■ What is required ■
Extract every line from the records below that contains the word "feel".

:: Material provided

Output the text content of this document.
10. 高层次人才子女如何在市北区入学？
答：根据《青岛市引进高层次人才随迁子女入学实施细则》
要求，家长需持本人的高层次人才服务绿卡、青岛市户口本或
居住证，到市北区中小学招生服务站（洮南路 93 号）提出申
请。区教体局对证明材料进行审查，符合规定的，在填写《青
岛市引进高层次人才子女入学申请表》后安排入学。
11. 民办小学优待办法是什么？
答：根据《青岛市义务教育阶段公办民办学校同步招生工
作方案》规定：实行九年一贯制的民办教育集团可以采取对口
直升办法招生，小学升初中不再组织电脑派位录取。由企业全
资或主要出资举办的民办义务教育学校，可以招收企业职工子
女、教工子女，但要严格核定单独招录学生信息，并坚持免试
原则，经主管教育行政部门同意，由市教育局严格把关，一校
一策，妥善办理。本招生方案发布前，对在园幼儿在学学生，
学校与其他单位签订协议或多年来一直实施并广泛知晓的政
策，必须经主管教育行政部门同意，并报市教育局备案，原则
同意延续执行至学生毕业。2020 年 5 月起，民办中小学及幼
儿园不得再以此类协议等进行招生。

::::
:: Material provided

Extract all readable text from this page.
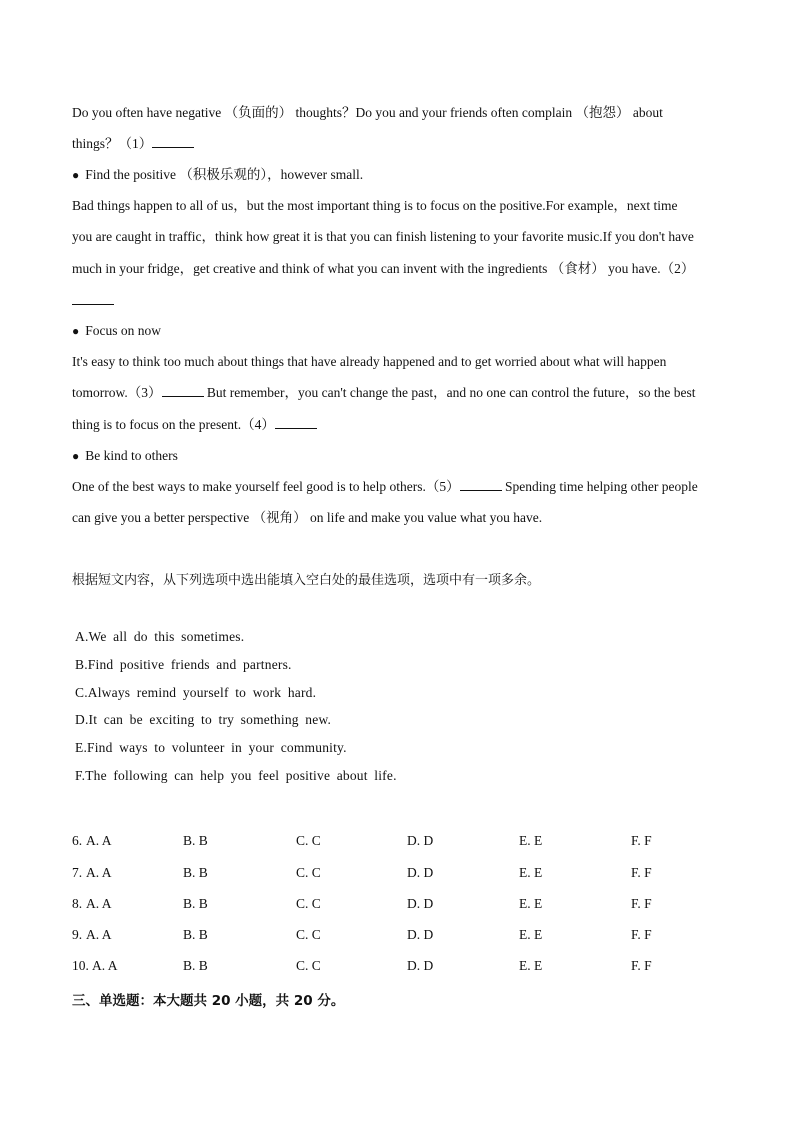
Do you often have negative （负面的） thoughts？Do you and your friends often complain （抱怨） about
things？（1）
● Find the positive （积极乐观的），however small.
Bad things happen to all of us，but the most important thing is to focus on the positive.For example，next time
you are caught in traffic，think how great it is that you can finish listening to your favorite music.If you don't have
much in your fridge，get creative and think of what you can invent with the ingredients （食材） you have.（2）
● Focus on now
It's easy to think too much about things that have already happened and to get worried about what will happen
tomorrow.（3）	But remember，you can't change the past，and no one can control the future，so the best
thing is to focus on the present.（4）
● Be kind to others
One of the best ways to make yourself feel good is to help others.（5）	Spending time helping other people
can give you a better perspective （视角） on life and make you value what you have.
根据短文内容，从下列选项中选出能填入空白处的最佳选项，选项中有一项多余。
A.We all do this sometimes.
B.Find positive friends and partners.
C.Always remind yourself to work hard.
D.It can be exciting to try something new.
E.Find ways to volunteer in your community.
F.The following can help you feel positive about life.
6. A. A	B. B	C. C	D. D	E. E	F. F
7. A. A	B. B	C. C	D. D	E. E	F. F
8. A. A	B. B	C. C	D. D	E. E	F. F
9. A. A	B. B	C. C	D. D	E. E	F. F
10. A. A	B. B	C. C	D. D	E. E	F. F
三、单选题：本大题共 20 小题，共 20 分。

::::

■ Full output ■
One of the best ways to make yourself feel good is to help others.（5）	Spending time helping other people
F.The following can help you feel positive about life.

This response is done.